_WHAT IS NEEDED_
Pictures in the data below are not part of the copy; transcribe everything else exactly.

_DATA EXTRACT_
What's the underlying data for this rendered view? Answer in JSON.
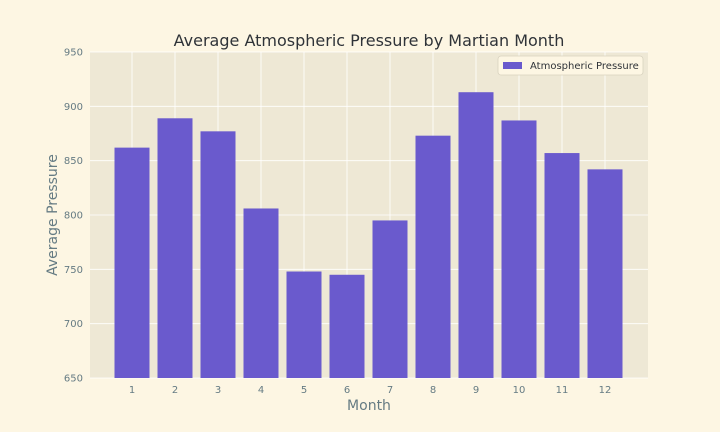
{
  "chart_data": {
    "type": "bar",
    "title": "Average Atmospheric Pressure by Martian Month",
    "xlabel": "Month",
    "ylabel": "Average Pressure",
    "categories": [
      "1",
      "2",
      "3",
      "4",
      "5",
      "6",
      "7",
      "8",
      "9",
      "10",
      "11",
      "12"
    ],
    "series": [
      {
        "name": "Atmospheric Pressure",
        "values": [
          862,
          889,
          877,
          806,
          748,
          745,
          795,
          873,
          913,
          887,
          857,
          842
        ]
      }
    ],
    "ylim": [
      650,
      950
    ],
    "yticks": [
      650,
      700,
      750,
      800,
      850,
      900,
      950
    ],
    "grid": true,
    "legend_position": "top-right",
    "colors": {
      "bar": "#6a5acd",
      "plot_background": "#eee8d5",
      "figure_background": "#fdf6e3",
      "grid": "#ffffff"
    }
  }
}
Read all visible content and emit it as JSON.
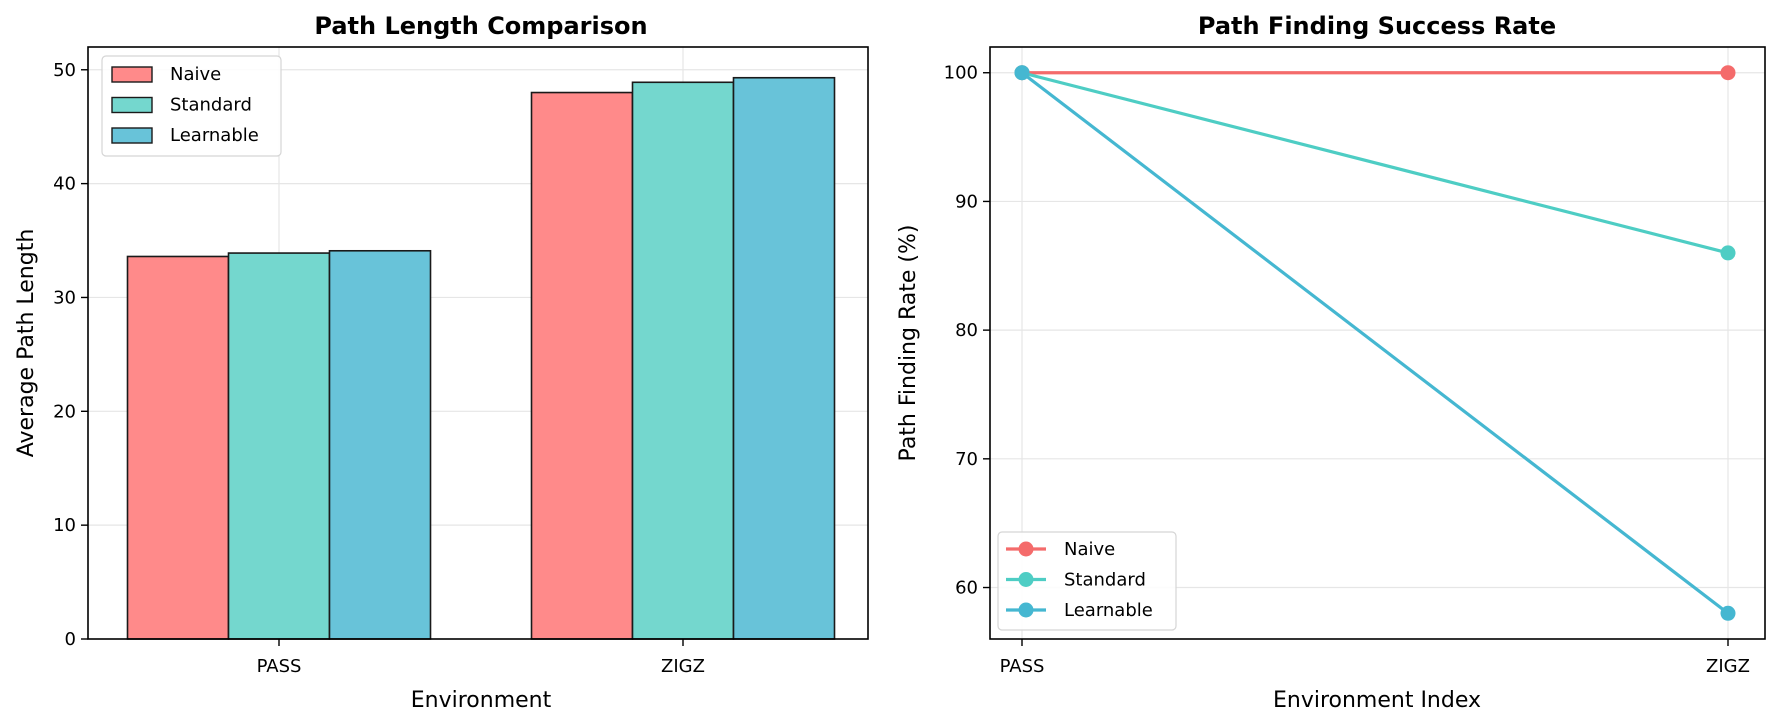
{
  "chart_data": [
    {
      "type": "bar",
      "title": "Path Length Comparison",
      "xlabel": "Environment",
      "ylabel": "Average Path Length",
      "categories": [
        "PASS",
        "ZIGZ"
      ],
      "ylim": [
        0,
        52
      ],
      "yticks": [
        0,
        10,
        20,
        30,
        40,
        50
      ],
      "grid": true,
      "legend": "top-left",
      "series": [
        {
          "name": "Naive",
          "color": "#FF8A8A",
          "values": [
            33.6,
            48.0
          ]
        },
        {
          "name": "Standard",
          "color": "#74D7CE",
          "values": [
            33.9,
            48.9
          ]
        },
        {
          "name": "Learnable",
          "color": "#68C3D9",
          "values": [
            34.1,
            49.3
          ]
        }
      ]
    },
    {
      "type": "line",
      "title": "Path Finding Success Rate",
      "xlabel": "Environment Index",
      "ylabel": "Path Finding Rate (%)",
      "categories": [
        "PASS",
        "ZIGZ"
      ],
      "ylim": [
        56,
        102
      ],
      "yticks": [
        60,
        70,
        80,
        90,
        100
      ],
      "grid": true,
      "legend": "bottom-left",
      "series": [
        {
          "name": "Naive",
          "color": "#F46B6B",
          "values": [
            100,
            100
          ]
        },
        {
          "name": "Standard",
          "color": "#4ECDC4",
          "values": [
            100,
            86
          ]
        },
        {
          "name": "Learnable",
          "color": "#45B7D1",
          "values": [
            100,
            58
          ]
        }
      ]
    }
  ]
}
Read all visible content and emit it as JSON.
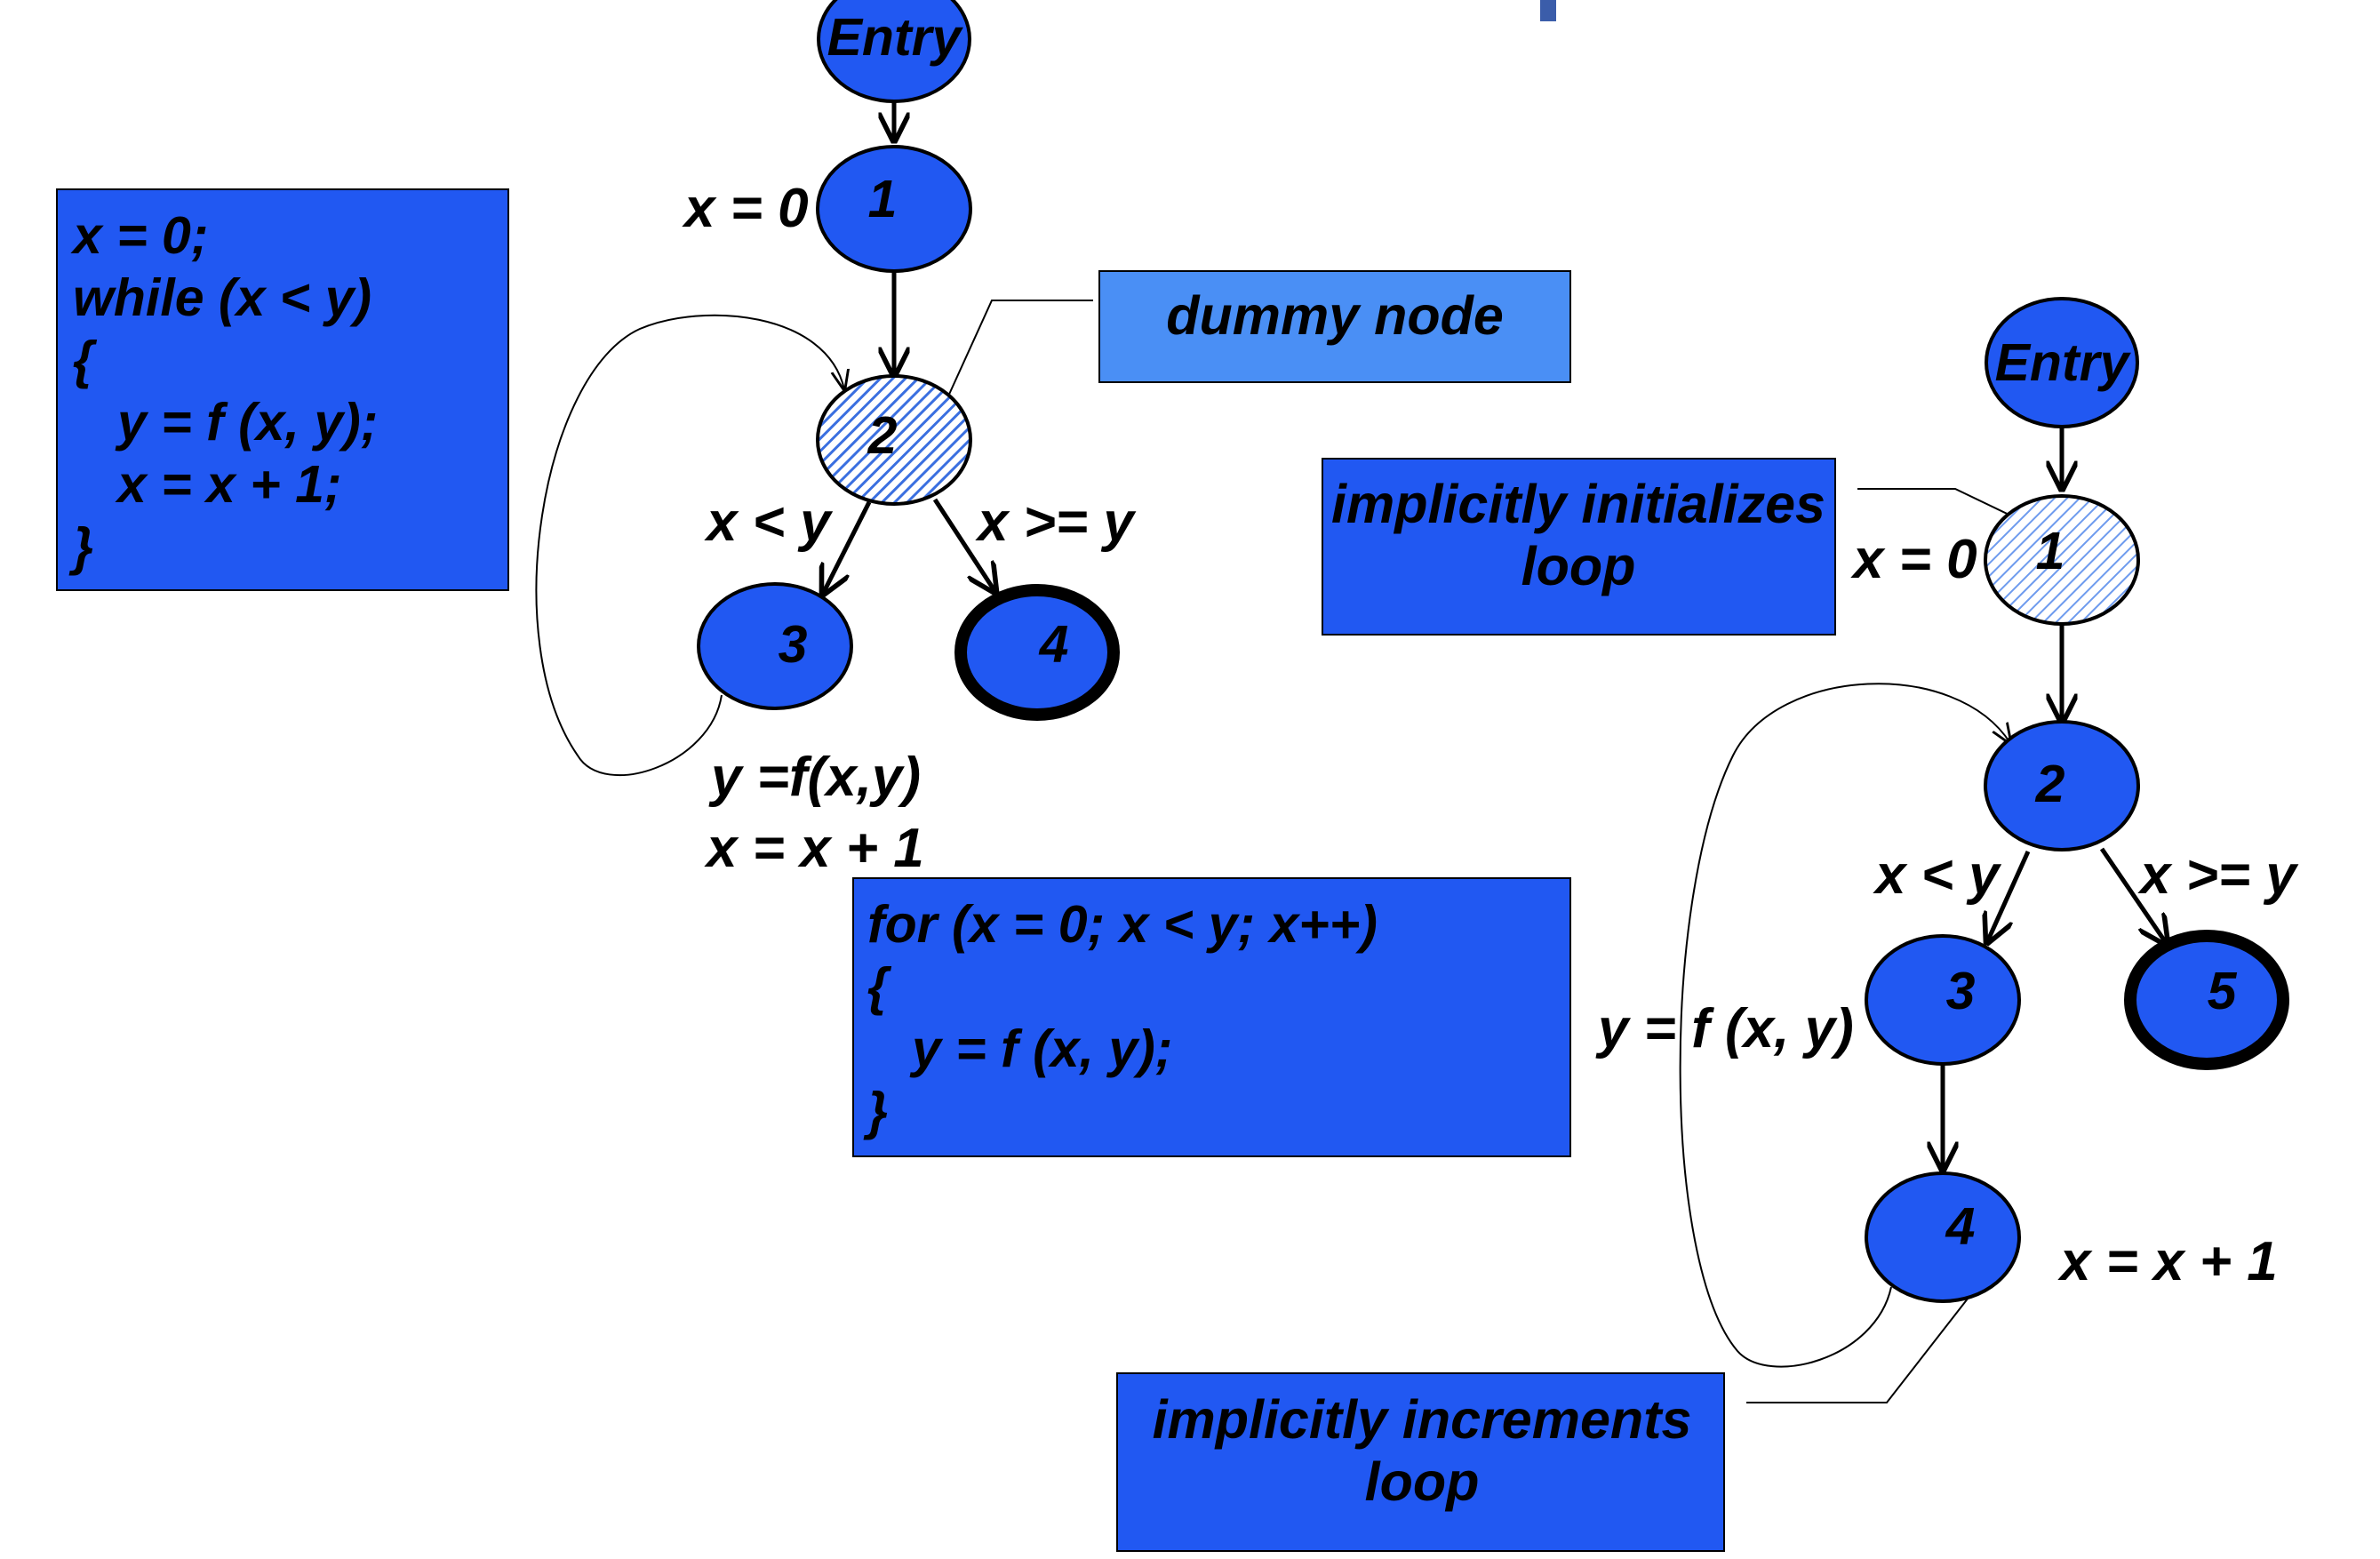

_TASK ANSWER_
What's the underlying data for this rendered view? Answer in JSON.
{
  "chart_data": {
    "type": "bar",
    "title": "Average Atmospheric Pressure by Martian Month",
    "xlabel": "Month",
    "ylabel": "Average Pressure",
    "categories": [
      "1",
      "2",
      "3",
      "4",
      "5",
      "6",
      "7",
      "8",
      "9",
      "10",
      "11",
      "12"
    ],
    "series": [
      {
        "name": "Atmospheric Pressure",
        "values": [
          862,
          889,
          877,
          806,
          748,
          745,
          795,
          873,
          913,
          887,
          857,
          842
        ]
      }
    ],
    "ylim": [
      650,
      950
    ],
    "yticks": [
      650,
      700,
      750,
      800,
      850,
      900,
      950
    ],
    "grid": true,
    "legend_position": "top-right",
    "colors": {
      "bar": "#6a5acd",
      "plot_background": "#eee8d5",
      "figure_background": "#fdf6e3",
      "grid": "#ffffff"
    }
  }
}
Read all visible content and emit it as JSON.
{
  "chart_data": [
    {
      "type": "bar",
      "title": "Path Length Comparison",
      "xlabel": "Environment",
      "ylabel": "Average Path Length",
      "categories": [
        "PASS",
        "ZIGZ"
      ],
      "ylim": [
        0,
        52
      ],
      "yticks": [
        0,
        10,
        20,
        30,
        40,
        50
      ],
      "grid": true,
      "legend": "top-left",
      "series": [
        {
          "name": "Naive",
          "color": "#FF8A8A",
          "values": [
            33.6,
            48.0
          ]
        },
        {
          "name": "Standard",
          "color": "#74D7CE",
          "values": [
            33.9,
            48.9
          ]
        },
        {
          "name": "Learnable",
          "color": "#68C3D9",
          "values": [
            34.1,
            49.3
          ]
        }
      ]
    },
    {
      "type": "line",
      "title": "Path Finding Success Rate",
      "xlabel": "Environment Index",
      "ylabel": "Path Finding Rate (%)",
      "categories": [
        "PASS",
        "ZIGZ"
      ],
      "ylim": [
        56,
        102
      ],
      "yticks": [
        60,
        70,
        80,
        90,
        100
      ],
      "grid": true,
      "legend": "bottom-left",
      "series": [
        {
          "name": "Naive",
          "color": "#F46B6B",
          "values": [
            100,
            100
          ]
        },
        {
          "name": "Standard",
          "color": "#4ECDC4",
          "values": [
            100,
            86
          ]
        },
        {
          "name": "Learnable",
          "color": "#45B7D1",
          "values": [
            100,
            58
          ]
        }
      ]
    }
  ]
}
Read all visible content and emit it as JSON.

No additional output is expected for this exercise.